[STATED TASK]: Emit the entire listing verbatim.

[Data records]
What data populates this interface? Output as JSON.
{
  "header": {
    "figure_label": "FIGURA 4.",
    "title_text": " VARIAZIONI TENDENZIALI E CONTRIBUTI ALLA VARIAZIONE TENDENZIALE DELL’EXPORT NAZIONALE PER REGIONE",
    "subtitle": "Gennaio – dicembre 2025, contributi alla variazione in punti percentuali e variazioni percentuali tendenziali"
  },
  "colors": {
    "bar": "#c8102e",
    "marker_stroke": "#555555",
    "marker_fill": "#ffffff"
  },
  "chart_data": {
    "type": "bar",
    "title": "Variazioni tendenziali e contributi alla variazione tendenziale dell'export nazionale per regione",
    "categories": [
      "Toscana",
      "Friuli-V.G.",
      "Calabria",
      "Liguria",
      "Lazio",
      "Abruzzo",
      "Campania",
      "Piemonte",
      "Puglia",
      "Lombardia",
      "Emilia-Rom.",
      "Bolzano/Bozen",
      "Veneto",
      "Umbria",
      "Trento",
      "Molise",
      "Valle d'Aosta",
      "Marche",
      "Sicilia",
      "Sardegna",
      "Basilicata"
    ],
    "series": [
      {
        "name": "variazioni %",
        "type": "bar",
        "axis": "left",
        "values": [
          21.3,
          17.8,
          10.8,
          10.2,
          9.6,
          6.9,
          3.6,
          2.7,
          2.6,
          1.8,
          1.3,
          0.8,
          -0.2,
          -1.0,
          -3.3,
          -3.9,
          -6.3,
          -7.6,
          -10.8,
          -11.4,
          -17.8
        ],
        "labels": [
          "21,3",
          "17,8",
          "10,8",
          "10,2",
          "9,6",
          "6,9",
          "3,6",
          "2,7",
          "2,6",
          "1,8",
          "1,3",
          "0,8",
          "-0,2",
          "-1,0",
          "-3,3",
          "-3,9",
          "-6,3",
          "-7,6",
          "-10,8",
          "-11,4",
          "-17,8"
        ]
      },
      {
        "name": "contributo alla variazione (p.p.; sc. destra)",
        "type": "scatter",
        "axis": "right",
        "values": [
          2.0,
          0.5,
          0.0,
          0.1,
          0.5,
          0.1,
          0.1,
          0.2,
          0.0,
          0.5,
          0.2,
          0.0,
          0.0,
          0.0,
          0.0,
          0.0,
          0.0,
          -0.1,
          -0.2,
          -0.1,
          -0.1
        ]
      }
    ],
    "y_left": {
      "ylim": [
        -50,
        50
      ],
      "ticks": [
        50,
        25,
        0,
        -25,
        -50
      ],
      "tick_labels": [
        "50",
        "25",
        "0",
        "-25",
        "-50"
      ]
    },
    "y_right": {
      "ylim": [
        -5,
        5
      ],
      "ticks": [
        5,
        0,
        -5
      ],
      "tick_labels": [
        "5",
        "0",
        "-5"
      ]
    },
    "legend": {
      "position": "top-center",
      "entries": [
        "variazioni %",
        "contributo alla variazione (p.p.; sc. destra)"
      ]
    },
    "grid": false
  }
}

[EXERCISE SOLUTION]:
What data populates this interface? Output as JSON.
{
  "header": {
    "figure_label": "FIGURA 4.",
    "title_text": " VARIAZIONI TENDENZIALI E CONTRIBUTI ALLA VARIAZIONE TENDENZIALE DELL’EXPORT NAZIONALE PER REGIONE",
    "subtitle": "Gennaio – dicembre 2025, contributi alla variazione in punti percentuali e variazioni percentuali tendenziali"
  },
  "colors": {
    "bar": "#c8102e",
    "marker_stroke": "#555555",
    "marker_fill": "#ffffff"
  },
  "chart_data": {
    "type": "bar",
    "title": "Variazioni tendenziali e contributi alla variazione tendenziale dell'export nazionale per regione",
    "categories": [
      "Toscana",
      "Friuli-V.G.",
      "Calabria",
      "Liguria",
      "Lazio",
      "Abruzzo",
      "Campania",
      "Piemonte",
      "Puglia",
      "Lombardia",
      "Emilia-Rom.",
      "Bolzano/Bozen",
      "Veneto",
      "Umbria",
      "Trento",
      "Molise",
      "Valle d'Aosta",
      "Marche",
      "Sicilia",
      "Sardegna",
      "Basilicata"
    ],
    "series": [
      {
        "name": "variazioni %",
        "type": "bar",
        "axis": "left",
        "values": [
          21.3,
          17.8,
          10.8,
          10.2,
          9.6,
          6.9,
          3.6,
          2.7,
          2.6,
          1.8,
          1.3,
          0.8,
          -0.2,
          -1.0,
          -3.3,
          -3.9,
          -6.3,
          -7.6,
          -10.8,
          -11.4,
          -17.8
        ],
        "labels": [
          "21,3",
          "17,8",
          "10,8",
          "10,2",
          "9,6",
          "6,9",
          "3,6",
          "2,7",
          "2,6",
          "1,8",
          "1,3",
          "0,8",
          "-0,2",
          "-1,0",
          "-3,3",
          "-3,9",
          "-6,3",
          "-7,6",
          "-10,8",
          "-11,4",
          "-17,8"
        ]
      },
      {
        "name": "contributo alla variazione (p.p.; sc. destra)",
        "type": "scatter",
        "axis": "right",
        "values": [
          2.0,
          0.5,
          0.0,
          0.1,
          0.5,
          0.1,
          0.1,
          0.2,
          0.0,
          0.5,
          0.2,
          0.0,
          0.0,
          0.0,
          0.0,
          0.0,
          0.0,
          -0.1,
          -0.2,
          -0.1,
          -0.1
        ]
      }
    ],
    "y_left": {
      "ylim": [
        -50,
        50
      ],
      "ticks": [
        50,
        25,
        0,
        -25,
        -50
      ],
      "tick_labels": [
        "50",
        "25",
        "0",
        "-25",
        "-50"
      ]
    },
    "y_right": {
      "ylim": [
        -5,
        5
      ],
      "ticks": [
        5,
        0,
        -5
      ],
      "tick_labels": [
        "5",
        "0",
        "-5"
      ]
    },
    "legend": {
      "position": "top-center",
      "entries": [
        "variazioni %",
        "contributo alla variazione (p.p.; sc. destra)"
      ]
    },
    "grid": false
  }
}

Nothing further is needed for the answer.